Stored items from a collection ▸
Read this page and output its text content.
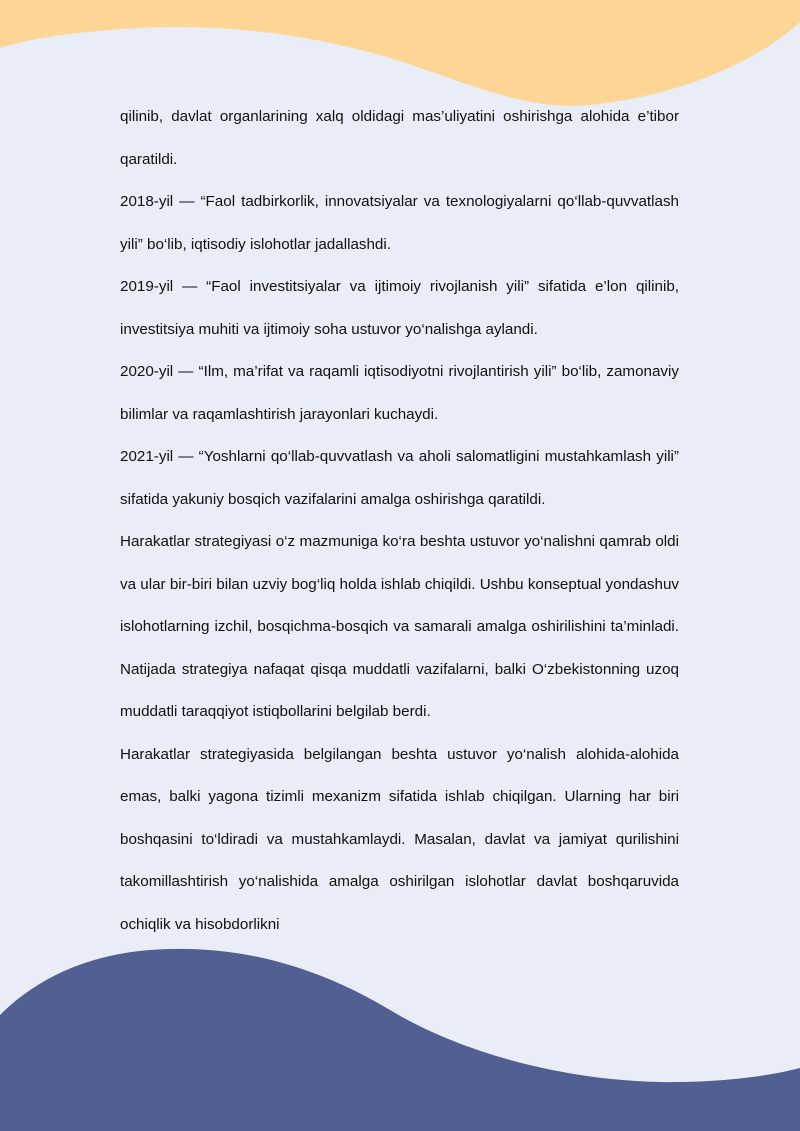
qilinib, davlat organlarining xalq oldidagi mas’uliyatini oshirishga alohida e’tibor qaratildi.

2018-yil — “Faol tadbirkorlik, innovatsiyalar va texnologiyalarni qo‘llab-quvvatlash yili” bo‘lib, iqtisodiy islohotlar jadallashdi.

2019-yil — “Faol investitsiyalar va ijtimoiy rivojlanish yili” sifatida e’lon qilinib, investitsiya muhiti va ijtimoiy soha ustuvor yo‘nalishga aylandi.

2020-yil — “Ilm, ma’rifat va raqamli iqtisodiyotni rivojlantirish yili” bo‘lib, zamonaviy bilimlar va raqamlashtirish jarayonlari kuchaydi.

2021-yil — “Yoshlarni qo‘llab-quvvatlash va aholi salomatligini mustahkamlash yili” sifatida yakuniy bosqich vazifalarini amalga oshirishga qaratildi.

Harakatlar strategiyasi o‘z mazmuniga ko‘ra beshta ustuvor yo‘nalishni qamrab oldi va ular bir-biri bilan uzviy bog‘liq holda ishlab chiqildi. Ushbu konseptual yondashuv islohotlarning izchil, bosqichma-bosqich va samarali amalga oshirilishini ta’minladi. Natijada strategiya nafaqat qisqa muddatli vazifalarni, balki O‘zbekistonning uzoq muddatli taraqqiyot istiqbollarini belgilab berdi.

Harakatlar strategiyasida belgilangan beshta ustuvor yo‘nalish alohida-alohida emas, balki yagona tizimli mexanizm sifatida ishlab chiqilgan. Ularning har biri boshqasini to‘ldiradi va mustahkamlaydi. Masalan, davlat va jamiyat qurilishini takomillashtirish yo‘nalishida amalga oshirilgan islohotlar davlat boshqaruvida ochiqlik va hisobdorlikni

Problem details ▸ Leave out the pictures and give the rest of the records again exactly.

Exercise solution ▸
Read this page and output its text content.
qilinib, davlat organlarining xalq oldidagi mas’uliyatini oshirishga alohida e’tibor qaratildi.

2018-yil — “Faol tadbirkorlik, innovatsiyalar va texnologiyalarni qo‘llab-quvvatlash yili” bo‘lib, iqtisodiy islohotlar jadallashdi.

2019-yil — “Faol investitsiyalar va ijtimoiy rivojlanish yili” sifatida e’lon qilinib, investitsiya muhiti va ijtimoiy soha ustuvor yo‘nalishga aylandi.

2020-yil — “Ilm, ma’rifat va raqamli iqtisodiyotni rivojlantirish yili” bo‘lib, zamonaviy bilimlar va raqamlashtirish jarayonlari kuchaydi.

2021-yil — “Yoshlarni qo‘llab-quvvatlash va aholi salomatligini mustahkamlash yili” sifatida yakuniy bosqich vazifalarini amalga oshirishga qaratildi.

Harakatlar strategiyasi o‘z mazmuniga ko‘ra beshta ustuvor yo‘nalishni qamrab oldi va ular bir-biri bilan uzviy bog‘liq holda ishlab chiqildi. Ushbu konseptual yondashuv islohotlarning izchil, bosqichma-bosqich va samarali amalga oshirilishini ta’minladi. Natijada strategiya nafaqat qisqa muddatli vazifalarni, balki O‘zbekistonning uzoq muddatli taraqqiyot istiqbollarini belgilab berdi.

Harakatlar strategiyasida belgilangan beshta ustuvor yo‘nalish alohida-alohida emas, balki yagona tizimli mexanizm sifatida ishlab chiqilgan. Ularning har biri boshqasini to‘ldiradi va mustahkamlaydi. Masalan, davlat va jamiyat qurilishini takomillashtirish yo‘nalishida amalga oshirilgan islohotlar davlat boshqaruvida ochiqlik va hisobdorlikni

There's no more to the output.